- _Available records_
•••••

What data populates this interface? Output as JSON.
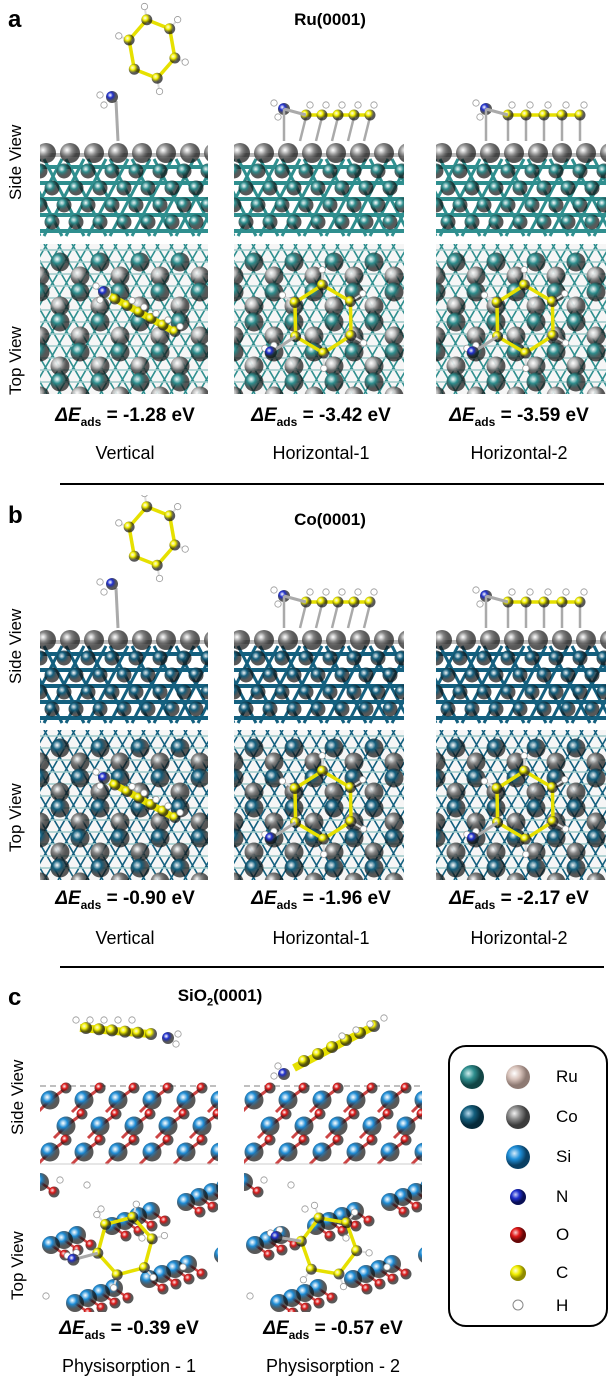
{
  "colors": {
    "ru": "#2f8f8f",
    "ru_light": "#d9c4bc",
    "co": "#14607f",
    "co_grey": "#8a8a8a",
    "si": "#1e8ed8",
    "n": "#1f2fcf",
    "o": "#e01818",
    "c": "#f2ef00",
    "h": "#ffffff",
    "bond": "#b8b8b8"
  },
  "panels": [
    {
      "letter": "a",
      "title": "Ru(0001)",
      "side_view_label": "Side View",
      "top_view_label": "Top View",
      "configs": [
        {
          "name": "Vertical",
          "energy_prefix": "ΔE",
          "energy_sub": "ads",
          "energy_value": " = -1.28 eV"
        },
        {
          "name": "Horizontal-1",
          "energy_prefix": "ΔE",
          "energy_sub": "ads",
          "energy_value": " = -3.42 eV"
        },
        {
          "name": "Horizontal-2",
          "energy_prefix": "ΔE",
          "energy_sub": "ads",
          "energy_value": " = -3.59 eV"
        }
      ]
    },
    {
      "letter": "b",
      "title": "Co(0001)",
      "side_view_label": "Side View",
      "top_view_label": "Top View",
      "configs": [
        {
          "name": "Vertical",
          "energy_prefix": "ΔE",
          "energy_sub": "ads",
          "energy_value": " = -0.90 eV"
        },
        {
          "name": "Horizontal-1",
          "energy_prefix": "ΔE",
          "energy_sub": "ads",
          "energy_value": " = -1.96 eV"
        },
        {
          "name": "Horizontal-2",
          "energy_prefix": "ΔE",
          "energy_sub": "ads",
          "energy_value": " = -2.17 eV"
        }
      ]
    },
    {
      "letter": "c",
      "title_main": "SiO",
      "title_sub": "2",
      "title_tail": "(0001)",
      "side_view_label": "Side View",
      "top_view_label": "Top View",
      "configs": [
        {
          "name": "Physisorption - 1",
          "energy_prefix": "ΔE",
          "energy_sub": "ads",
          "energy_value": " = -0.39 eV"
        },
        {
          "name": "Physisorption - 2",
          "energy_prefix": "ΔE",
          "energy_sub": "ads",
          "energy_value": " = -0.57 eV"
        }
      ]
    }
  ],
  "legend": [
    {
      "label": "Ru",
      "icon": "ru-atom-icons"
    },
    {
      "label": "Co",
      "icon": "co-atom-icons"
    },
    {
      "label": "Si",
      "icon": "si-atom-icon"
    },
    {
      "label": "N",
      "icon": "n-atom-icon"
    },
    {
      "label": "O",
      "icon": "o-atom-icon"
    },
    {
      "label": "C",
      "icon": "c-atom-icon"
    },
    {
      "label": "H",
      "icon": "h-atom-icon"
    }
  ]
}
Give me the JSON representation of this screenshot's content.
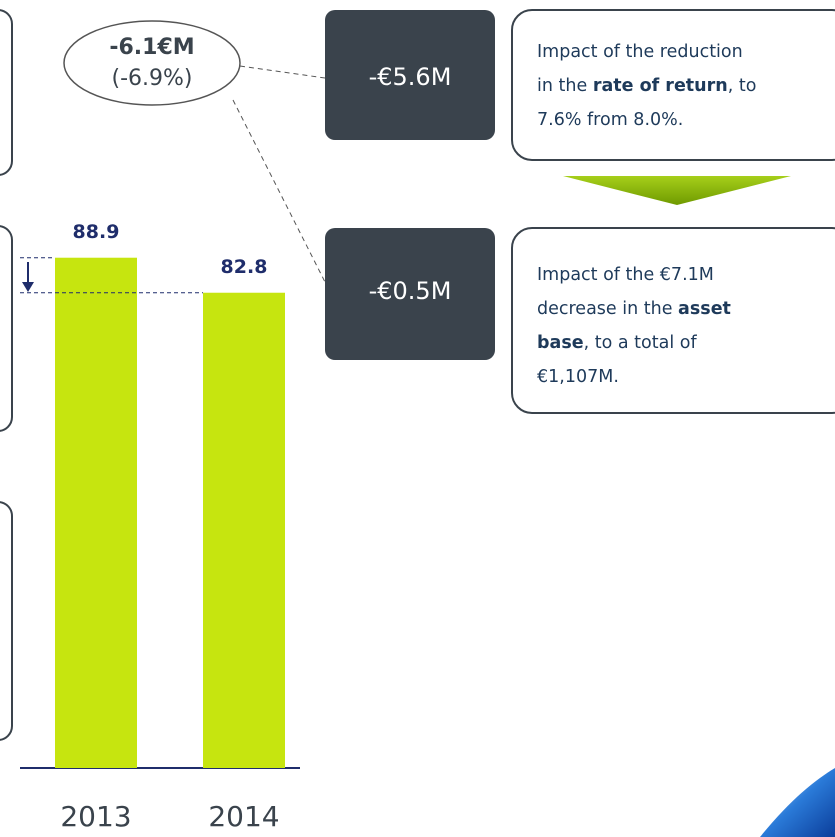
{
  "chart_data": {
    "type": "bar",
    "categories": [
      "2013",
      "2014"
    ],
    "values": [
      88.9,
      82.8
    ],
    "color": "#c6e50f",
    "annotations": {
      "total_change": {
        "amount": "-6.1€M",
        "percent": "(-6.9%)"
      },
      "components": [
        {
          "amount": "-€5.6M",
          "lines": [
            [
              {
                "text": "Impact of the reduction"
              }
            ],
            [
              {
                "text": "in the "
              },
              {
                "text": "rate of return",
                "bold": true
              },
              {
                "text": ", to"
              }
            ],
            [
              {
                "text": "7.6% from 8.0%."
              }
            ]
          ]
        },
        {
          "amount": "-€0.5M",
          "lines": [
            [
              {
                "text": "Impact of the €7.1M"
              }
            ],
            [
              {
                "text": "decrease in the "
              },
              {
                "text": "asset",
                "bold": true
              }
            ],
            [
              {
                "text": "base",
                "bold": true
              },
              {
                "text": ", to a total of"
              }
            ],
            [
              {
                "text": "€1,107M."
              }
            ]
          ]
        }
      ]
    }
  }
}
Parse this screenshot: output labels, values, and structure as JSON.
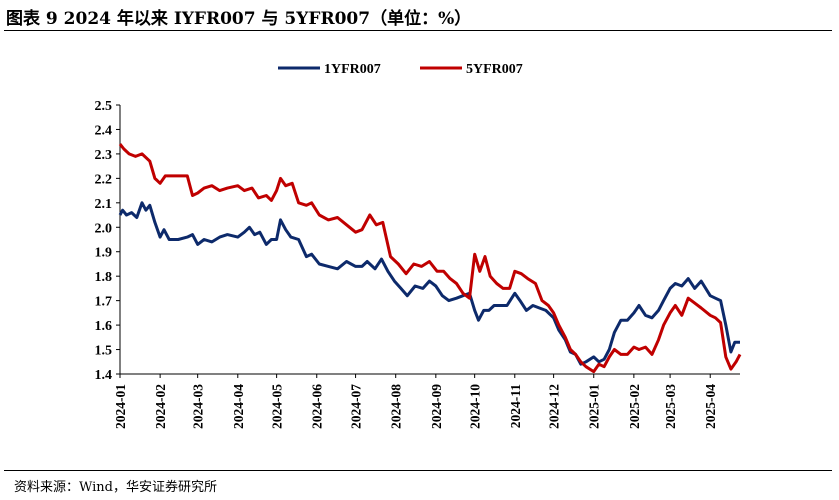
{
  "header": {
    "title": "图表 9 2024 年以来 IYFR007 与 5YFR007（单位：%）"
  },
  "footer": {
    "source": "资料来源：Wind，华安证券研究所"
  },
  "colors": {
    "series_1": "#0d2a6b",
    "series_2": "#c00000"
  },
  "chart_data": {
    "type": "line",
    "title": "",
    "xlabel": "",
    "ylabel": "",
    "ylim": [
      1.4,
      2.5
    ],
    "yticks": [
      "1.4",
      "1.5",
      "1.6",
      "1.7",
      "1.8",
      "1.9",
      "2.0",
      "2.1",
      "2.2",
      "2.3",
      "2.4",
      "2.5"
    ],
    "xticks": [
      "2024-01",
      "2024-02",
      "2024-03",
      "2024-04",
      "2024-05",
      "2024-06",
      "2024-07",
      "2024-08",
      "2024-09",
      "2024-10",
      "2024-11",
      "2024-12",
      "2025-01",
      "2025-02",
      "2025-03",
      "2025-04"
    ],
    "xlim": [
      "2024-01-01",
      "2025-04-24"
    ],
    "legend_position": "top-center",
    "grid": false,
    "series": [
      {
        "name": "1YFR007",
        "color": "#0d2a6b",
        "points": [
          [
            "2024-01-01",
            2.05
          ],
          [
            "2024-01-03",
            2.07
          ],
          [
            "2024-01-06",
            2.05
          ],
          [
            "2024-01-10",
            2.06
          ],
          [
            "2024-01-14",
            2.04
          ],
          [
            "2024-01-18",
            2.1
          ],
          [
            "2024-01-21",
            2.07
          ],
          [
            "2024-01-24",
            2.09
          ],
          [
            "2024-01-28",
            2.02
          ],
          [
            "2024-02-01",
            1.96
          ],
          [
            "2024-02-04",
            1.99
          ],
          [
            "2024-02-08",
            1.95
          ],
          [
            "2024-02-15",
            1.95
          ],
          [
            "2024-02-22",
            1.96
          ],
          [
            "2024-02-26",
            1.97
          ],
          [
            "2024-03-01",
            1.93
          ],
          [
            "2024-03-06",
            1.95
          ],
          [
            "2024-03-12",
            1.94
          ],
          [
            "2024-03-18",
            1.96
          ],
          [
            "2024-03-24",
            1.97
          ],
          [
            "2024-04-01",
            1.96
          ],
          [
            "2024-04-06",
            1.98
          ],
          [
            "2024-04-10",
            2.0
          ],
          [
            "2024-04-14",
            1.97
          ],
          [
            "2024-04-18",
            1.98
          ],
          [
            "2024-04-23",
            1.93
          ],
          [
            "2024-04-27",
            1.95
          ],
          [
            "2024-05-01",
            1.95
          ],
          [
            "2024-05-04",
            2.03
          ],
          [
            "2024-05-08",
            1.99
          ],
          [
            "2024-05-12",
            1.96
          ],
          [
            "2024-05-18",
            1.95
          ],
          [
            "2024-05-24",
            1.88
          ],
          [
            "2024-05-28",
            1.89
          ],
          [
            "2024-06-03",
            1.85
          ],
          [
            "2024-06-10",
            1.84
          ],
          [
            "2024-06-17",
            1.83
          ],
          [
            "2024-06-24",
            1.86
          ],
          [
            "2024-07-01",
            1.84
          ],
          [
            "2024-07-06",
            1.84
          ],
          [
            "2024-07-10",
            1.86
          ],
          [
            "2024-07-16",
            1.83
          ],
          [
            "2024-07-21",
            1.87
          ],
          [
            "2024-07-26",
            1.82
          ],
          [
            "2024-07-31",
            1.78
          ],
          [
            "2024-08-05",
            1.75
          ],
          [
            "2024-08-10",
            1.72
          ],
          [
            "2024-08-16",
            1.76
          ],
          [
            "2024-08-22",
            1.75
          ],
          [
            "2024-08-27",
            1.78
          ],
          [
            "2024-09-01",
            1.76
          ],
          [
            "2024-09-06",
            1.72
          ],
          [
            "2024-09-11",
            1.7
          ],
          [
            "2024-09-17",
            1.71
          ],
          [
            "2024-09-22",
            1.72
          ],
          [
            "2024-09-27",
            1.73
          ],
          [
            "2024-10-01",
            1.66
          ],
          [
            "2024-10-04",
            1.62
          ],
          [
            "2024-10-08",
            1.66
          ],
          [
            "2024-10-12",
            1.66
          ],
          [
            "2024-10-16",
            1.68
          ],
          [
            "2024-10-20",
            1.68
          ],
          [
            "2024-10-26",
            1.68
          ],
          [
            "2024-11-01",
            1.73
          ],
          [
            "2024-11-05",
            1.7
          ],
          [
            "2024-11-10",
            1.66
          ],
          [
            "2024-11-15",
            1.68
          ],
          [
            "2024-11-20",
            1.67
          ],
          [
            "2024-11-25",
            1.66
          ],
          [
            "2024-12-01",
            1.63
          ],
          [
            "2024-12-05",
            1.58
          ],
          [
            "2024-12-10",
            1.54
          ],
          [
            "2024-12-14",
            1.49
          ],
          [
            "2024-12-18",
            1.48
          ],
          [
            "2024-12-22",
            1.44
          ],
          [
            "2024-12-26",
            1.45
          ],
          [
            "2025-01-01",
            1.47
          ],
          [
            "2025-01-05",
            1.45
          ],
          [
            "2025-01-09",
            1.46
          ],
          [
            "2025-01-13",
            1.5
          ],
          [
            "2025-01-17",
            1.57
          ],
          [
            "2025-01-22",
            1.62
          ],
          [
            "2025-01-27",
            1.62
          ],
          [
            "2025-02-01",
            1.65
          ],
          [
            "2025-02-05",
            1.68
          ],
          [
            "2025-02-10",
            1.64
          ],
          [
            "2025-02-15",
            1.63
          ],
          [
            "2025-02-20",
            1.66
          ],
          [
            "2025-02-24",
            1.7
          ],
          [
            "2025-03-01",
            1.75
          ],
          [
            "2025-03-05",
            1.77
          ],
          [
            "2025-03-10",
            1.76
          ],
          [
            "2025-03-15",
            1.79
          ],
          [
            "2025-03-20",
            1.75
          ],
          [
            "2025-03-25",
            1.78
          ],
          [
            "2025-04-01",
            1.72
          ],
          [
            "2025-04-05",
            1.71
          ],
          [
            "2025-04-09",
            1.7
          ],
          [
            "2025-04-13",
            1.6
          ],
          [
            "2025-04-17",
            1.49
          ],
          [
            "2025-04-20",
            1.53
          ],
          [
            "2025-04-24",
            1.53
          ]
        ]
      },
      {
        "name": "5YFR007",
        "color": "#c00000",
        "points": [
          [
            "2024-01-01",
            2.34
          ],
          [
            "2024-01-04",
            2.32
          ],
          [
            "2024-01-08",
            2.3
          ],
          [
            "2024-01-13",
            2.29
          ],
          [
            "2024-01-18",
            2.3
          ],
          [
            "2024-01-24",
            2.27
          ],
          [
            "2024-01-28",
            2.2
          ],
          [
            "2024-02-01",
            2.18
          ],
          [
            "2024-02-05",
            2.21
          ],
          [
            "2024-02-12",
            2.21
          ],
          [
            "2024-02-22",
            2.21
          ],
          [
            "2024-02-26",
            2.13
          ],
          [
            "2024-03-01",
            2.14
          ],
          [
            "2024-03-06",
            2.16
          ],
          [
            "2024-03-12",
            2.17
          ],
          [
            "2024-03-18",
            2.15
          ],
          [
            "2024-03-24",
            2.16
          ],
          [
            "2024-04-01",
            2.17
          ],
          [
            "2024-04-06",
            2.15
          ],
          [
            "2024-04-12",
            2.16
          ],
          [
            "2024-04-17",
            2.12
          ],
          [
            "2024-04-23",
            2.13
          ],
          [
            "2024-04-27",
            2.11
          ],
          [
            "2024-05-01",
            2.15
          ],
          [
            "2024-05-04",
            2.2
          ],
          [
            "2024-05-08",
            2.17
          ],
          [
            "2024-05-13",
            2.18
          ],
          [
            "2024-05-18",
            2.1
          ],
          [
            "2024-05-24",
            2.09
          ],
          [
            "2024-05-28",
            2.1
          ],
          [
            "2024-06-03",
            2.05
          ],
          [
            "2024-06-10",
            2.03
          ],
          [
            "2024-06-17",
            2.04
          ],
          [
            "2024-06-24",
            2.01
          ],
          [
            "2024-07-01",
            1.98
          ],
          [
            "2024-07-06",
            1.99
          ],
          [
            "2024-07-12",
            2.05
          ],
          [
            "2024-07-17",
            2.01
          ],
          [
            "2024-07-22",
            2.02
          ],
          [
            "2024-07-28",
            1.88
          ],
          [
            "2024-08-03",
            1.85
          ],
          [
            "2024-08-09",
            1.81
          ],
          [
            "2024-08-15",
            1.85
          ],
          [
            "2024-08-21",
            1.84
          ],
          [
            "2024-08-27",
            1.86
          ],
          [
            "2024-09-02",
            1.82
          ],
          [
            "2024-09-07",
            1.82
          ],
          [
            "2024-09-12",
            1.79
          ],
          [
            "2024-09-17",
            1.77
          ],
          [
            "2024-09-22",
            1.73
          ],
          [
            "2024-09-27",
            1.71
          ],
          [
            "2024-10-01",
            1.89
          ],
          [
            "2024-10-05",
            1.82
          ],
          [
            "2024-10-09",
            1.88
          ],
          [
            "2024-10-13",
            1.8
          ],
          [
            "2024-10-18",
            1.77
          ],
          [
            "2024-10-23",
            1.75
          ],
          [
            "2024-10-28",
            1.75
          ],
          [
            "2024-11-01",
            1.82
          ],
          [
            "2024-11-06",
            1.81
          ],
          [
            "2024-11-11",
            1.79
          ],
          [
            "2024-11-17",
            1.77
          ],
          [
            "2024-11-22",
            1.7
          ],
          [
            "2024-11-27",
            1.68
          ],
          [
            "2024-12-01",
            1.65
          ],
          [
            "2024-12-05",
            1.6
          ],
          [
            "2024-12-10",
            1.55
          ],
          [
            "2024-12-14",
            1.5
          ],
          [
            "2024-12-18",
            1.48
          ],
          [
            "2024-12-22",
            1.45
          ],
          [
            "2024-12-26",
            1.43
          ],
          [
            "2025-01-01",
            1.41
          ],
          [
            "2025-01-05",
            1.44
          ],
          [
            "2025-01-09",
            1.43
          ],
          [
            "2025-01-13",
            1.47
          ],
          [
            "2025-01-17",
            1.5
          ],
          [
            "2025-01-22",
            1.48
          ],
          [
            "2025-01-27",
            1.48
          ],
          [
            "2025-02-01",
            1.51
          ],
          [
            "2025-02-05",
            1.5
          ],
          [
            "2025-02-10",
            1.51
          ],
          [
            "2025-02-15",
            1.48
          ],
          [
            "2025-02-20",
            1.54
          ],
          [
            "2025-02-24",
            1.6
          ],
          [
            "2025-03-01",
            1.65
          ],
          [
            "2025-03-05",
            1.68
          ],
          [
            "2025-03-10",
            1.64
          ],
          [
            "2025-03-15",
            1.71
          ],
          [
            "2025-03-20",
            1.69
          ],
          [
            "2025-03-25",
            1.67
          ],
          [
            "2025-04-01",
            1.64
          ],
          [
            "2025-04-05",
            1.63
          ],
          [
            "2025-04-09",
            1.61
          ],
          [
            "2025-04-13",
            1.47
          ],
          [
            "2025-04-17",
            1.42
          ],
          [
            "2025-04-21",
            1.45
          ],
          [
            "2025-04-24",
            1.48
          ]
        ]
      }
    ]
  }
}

•••••

- _Objective_
From the data, list each line in which the string "values" appears.

- _Reply to the exercise_
    "values": [
Parse this screenshot: output labels, values, and structure as JSON.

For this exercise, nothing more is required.